- _Dataset records_
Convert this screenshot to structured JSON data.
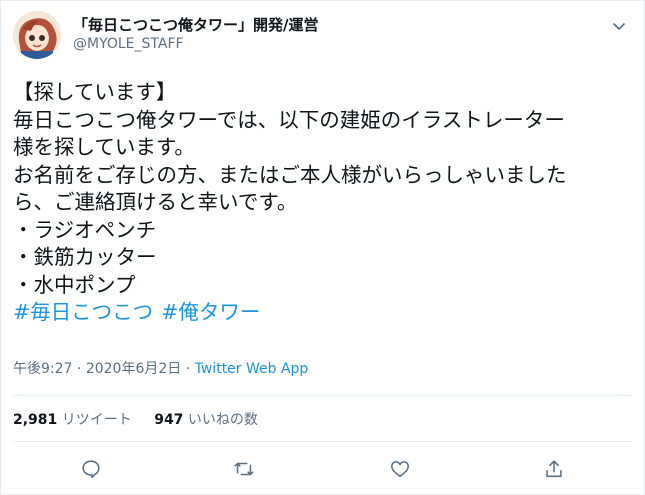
{
  "author": {
    "display_name": "「毎日こつこつ俺タワー」開発/運営",
    "handle": "@MYOLE_STAFF",
    "avatar_icon": "character-avatar",
    "more_icon": "chevron-down-icon"
  },
  "tweet": {
    "lines": [
      "【探しています】",
      "毎日こつこつ俺タワーでは、以下の建姫のイラストレーター",
      "様を探しています。",
      "お名前をご存じの方、またはご本人様がいらっしゃいました",
      "ら、ご連絡頂けると幸いです。",
      "・ラジオペンチ",
      "・鉄筋カッター",
      "・水中ポンプ"
    ],
    "hashtags": [
      "#毎日こつこつ",
      "#俺タワー"
    ]
  },
  "meta": {
    "time": "午後9:27",
    "date": "2020年6月2日",
    "separator": "·",
    "source": "Twitter Web App"
  },
  "stats": {
    "retweets_count": "2,981",
    "retweets_label": "リツイート",
    "likes_count": "947",
    "likes_label": "いいねの数"
  },
  "actions": {
    "reply_icon": "reply-icon",
    "retweet_icon": "retweet-icon",
    "like_icon": "heart-icon",
    "share_icon": "share-icon"
  },
  "colors": {
    "link": "#1b95e0",
    "muted": "#5b7083",
    "text": "#0f1419",
    "border": "#e6ecf0"
  }
}
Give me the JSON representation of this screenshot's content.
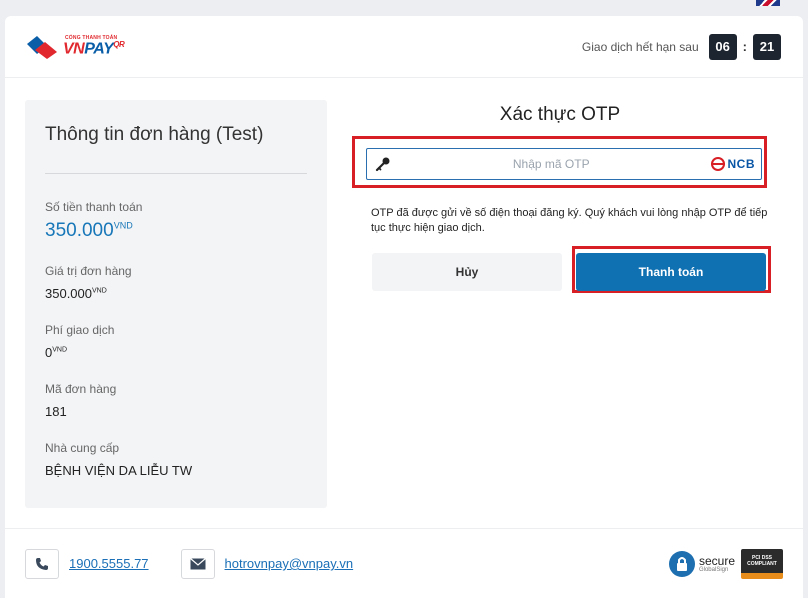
{
  "header": {
    "logo_small": "CỔNG THANH TOÁN",
    "logo_vn": "VN",
    "logo_pay": "PAY",
    "logo_qr": "QR",
    "timer_label": "Giao dịch hết hạn sau",
    "minutes": "06",
    "seconds": "21"
  },
  "order": {
    "title": "Thông tin đơn hàng (Test)",
    "amount_label": "Số tiền thanh toán",
    "amount_value": "350.000",
    "currency": "VND",
    "order_value_label": "Giá trị đơn hàng",
    "order_value": "350.000",
    "fee_label": "Phí giao dịch",
    "fee_value": "0",
    "order_id_label": "Mã đơn hàng",
    "order_id": "181",
    "provider_label": "Nhà cung cấp",
    "provider": "BỆNH VIỆN DA LIỄU TW"
  },
  "otp": {
    "title": "Xác thực OTP",
    "placeholder": "Nhập mã OTP",
    "value": "",
    "bank": "NCB",
    "note": "OTP đã được gửi về số điện thoại đăng ký. Quý khách vui lòng nhập OTP để tiếp tục thực hiện giao dịch.",
    "cancel_label": "Hủy",
    "pay_label": "Thanh toán"
  },
  "footer": {
    "phone": "1900.5555.77",
    "email": "hotrovnpay@vnpay.vn",
    "secure_word": "secure",
    "secure_sub": "GlobalSign",
    "pci_line1": "PCI DSS",
    "pci_line2": "COMPLIANT"
  },
  "colors": {
    "primary": "#0f70b2",
    "highlight": "#d81f26",
    "amount": "#1777b8"
  }
}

- _YOUR OBJECTIVE_
Every line above should be returned exactly; the pictures stay out.

- _WRITTEN ANSWER_
Convert this screenshot to structured JSON data.
{
  "author": {
    "display_name": "「毎日こつこつ俺タワー」開発/運営",
    "handle": "@MYOLE_STAFF",
    "avatar_icon": "character-avatar",
    "more_icon": "chevron-down-icon"
  },
  "tweet": {
    "lines": [
      "【探しています】",
      "毎日こつこつ俺タワーでは、以下の建姫のイラストレーター",
      "様を探しています。",
      "お名前をご存じの方、またはご本人様がいらっしゃいました",
      "ら、ご連絡頂けると幸いです。",
      "・ラジオペンチ",
      "・鉄筋カッター",
      "・水中ポンプ"
    ],
    "hashtags": [
      "#毎日こつこつ",
      "#俺タワー"
    ]
  },
  "meta": {
    "time": "午後9:27",
    "date": "2020年6月2日",
    "separator": "·",
    "source": "Twitter Web App"
  },
  "stats": {
    "retweets_count": "2,981",
    "retweets_label": "リツイート",
    "likes_count": "947",
    "likes_label": "いいねの数"
  },
  "actions": {
    "reply_icon": "reply-icon",
    "retweet_icon": "retweet-icon",
    "like_icon": "heart-icon",
    "share_icon": "share-icon"
  },
  "colors": {
    "link": "#1b95e0",
    "muted": "#5b7083",
    "text": "#0f1419",
    "border": "#e6ecf0"
  }
}
Give me the JSON representation of this screenshot's content.
{
  "header": {
    "logo_small": "CỔNG THANH TOÁN",
    "logo_vn": "VN",
    "logo_pay": "PAY",
    "logo_qr": "QR",
    "timer_label": "Giao dịch hết hạn sau",
    "minutes": "06",
    "seconds": "21"
  },
  "order": {
    "title": "Thông tin đơn hàng (Test)",
    "amount_label": "Số tiền thanh toán",
    "amount_value": "350.000",
    "currency": "VND",
    "order_value_label": "Giá trị đơn hàng",
    "order_value": "350.000",
    "fee_label": "Phí giao dịch",
    "fee_value": "0",
    "order_id_label": "Mã đơn hàng",
    "order_id": "181",
    "provider_label": "Nhà cung cấp",
    "provider": "BỆNH VIỆN DA LIỄU TW"
  },
  "otp": {
    "title": "Xác thực OTP",
    "placeholder": "Nhập mã OTP",
    "value": "",
    "bank": "NCB",
    "note": "OTP đã được gửi về số điện thoại đăng ký. Quý khách vui lòng nhập OTP để tiếp tục thực hiện giao dịch.",
    "cancel_label": "Hủy",
    "pay_label": "Thanh toán"
  },
  "footer": {
    "phone": "1900.5555.77",
    "email": "hotrovnpay@vnpay.vn",
    "secure_word": "secure",
    "secure_sub": "GlobalSign",
    "pci_line1": "PCI DSS",
    "pci_line2": "COMPLIANT"
  },
  "colors": {
    "primary": "#0f70b2",
    "highlight": "#d81f26",
    "amount": "#1777b8"
  }
}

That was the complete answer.